PROBLEM DESCRIPTION ::
Exclude the pictures and retype the entries as written.

++++ EXTRACTED RECORDS

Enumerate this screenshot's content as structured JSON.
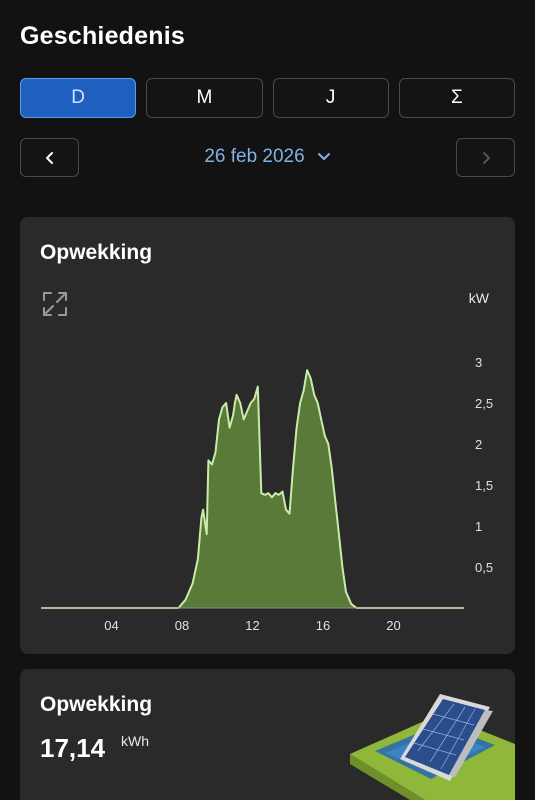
{
  "header": {
    "title": "Geschiedenis"
  },
  "tabs": [
    {
      "label": "D",
      "active": true
    },
    {
      "label": "M",
      "active": false
    },
    {
      "label": "J",
      "active": false
    },
    {
      "label": "Σ",
      "active": false
    }
  ],
  "date_nav": {
    "date": "26 feb 2026",
    "prev_icon": "chevron-left-icon",
    "next_icon": "chevron-right-icon",
    "dropdown_icon": "chevron-down-icon"
  },
  "production_chart": {
    "title": "Opwekking",
    "unit": "kW",
    "expand_icon": "expand-icon"
  },
  "chart_data": {
    "type": "area",
    "title": "Opwekking",
    "xlabel": "",
    "ylabel": "kW",
    "x_ticks": [
      "04",
      "08",
      "12",
      "16",
      "20"
    ],
    "y_ticks": [
      "0,5",
      "1",
      "1,5",
      "2",
      "2,5",
      "3"
    ],
    "xlim": [
      0,
      24
    ],
    "ylim": [
      0,
      3
    ],
    "color": "#5a7a3a",
    "line_color": "#c9ecab",
    "series": [
      {
        "x": [
          0,
          7.8,
          8.2,
          8.6,
          8.9,
          9.1,
          9.2,
          9.4,
          9.5,
          9.7,
          9.9,
          10.1,
          10.3,
          10.5,
          10.7,
          10.9,
          11.0,
          11.1,
          11.3,
          11.5,
          11.7,
          11.9,
          12.1,
          12.3,
          12.5,
          12.7,
          12.9,
          13.1,
          13.3,
          13.5,
          13.7,
          13.9,
          14.1,
          14.3,
          14.5,
          14.7,
          14.9,
          15.1,
          15.3,
          15.5,
          15.7,
          15.9,
          16.1,
          16.3,
          16.5,
          16.7,
          16.9,
          17.1,
          17.3,
          17.6,
          17.9,
          18.3,
          24
        ],
        "y": [
          0,
          0,
          0.1,
          0.3,
          0.6,
          1.1,
          1.2,
          0.9,
          1.8,
          1.75,
          1.9,
          2.3,
          2.45,
          2.5,
          2.2,
          2.35,
          2.5,
          2.6,
          2.5,
          2.3,
          2.4,
          2.5,
          2.55,
          2.7,
          1.4,
          1.38,
          1.4,
          1.35,
          1.4,
          1.38,
          1.42,
          1.2,
          1.15,
          1.7,
          2.2,
          2.5,
          2.65,
          2.9,
          2.8,
          2.6,
          2.5,
          2.3,
          2.1,
          2.0,
          1.7,
          1.3,
          0.9,
          0.5,
          0.2,
          0.05,
          0,
          0,
          0
        ]
      }
    ]
  },
  "production_total": {
    "title": "Opwekking",
    "value": "17,14",
    "unit": "kWh",
    "image_icon": "solar-panel-illustration"
  }
}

++++++++

FINISHED TASK ::
Enumerate this screenshot's content as structured JSON.
{
  "header": {
    "title": "Geschiedenis"
  },
  "tabs": [
    {
      "label": "D",
      "active": true
    },
    {
      "label": "M",
      "active": false
    },
    {
      "label": "J",
      "active": false
    },
    {
      "label": "Σ",
      "active": false
    }
  ],
  "date_nav": {
    "date": "26 feb 2026",
    "prev_icon": "chevron-left-icon",
    "next_icon": "chevron-right-icon",
    "dropdown_icon": "chevron-down-icon"
  },
  "production_chart": {
    "title": "Opwekking",
    "unit": "kW",
    "expand_icon": "expand-icon"
  },
  "chart_data": {
    "type": "area",
    "title": "Opwekking",
    "xlabel": "",
    "ylabel": "kW",
    "x_ticks": [
      "04",
      "08",
      "12",
      "16",
      "20"
    ],
    "y_ticks": [
      "0,5",
      "1",
      "1,5",
      "2",
      "2,5",
      "3"
    ],
    "xlim": [
      0,
      24
    ],
    "ylim": [
      0,
      3
    ],
    "color": "#5a7a3a",
    "line_color": "#c9ecab",
    "series": [
      {
        "x": [
          0,
          7.8,
          8.2,
          8.6,
          8.9,
          9.1,
          9.2,
          9.4,
          9.5,
          9.7,
          9.9,
          10.1,
          10.3,
          10.5,
          10.7,
          10.9,
          11.0,
          11.1,
          11.3,
          11.5,
          11.7,
          11.9,
          12.1,
          12.3,
          12.5,
          12.7,
          12.9,
          13.1,
          13.3,
          13.5,
          13.7,
          13.9,
          14.1,
          14.3,
          14.5,
          14.7,
          14.9,
          15.1,
          15.3,
          15.5,
          15.7,
          15.9,
          16.1,
          16.3,
          16.5,
          16.7,
          16.9,
          17.1,
          17.3,
          17.6,
          17.9,
          18.3,
          24
        ],
        "y": [
          0,
          0,
          0.1,
          0.3,
          0.6,
          1.1,
          1.2,
          0.9,
          1.8,
          1.75,
          1.9,
          2.3,
          2.45,
          2.5,
          2.2,
          2.35,
          2.5,
          2.6,
          2.5,
          2.3,
          2.4,
          2.5,
          2.55,
          2.7,
          1.4,
          1.38,
          1.4,
          1.35,
          1.4,
          1.38,
          1.42,
          1.2,
          1.15,
          1.7,
          2.2,
          2.5,
          2.65,
          2.9,
          2.8,
          2.6,
          2.5,
          2.3,
          2.1,
          2.0,
          1.7,
          1.3,
          0.9,
          0.5,
          0.2,
          0.05,
          0,
          0,
          0
        ]
      }
    ]
  },
  "production_total": {
    "title": "Opwekking",
    "value": "17,14",
    "unit": "kWh",
    "image_icon": "solar-panel-illustration"
  }
}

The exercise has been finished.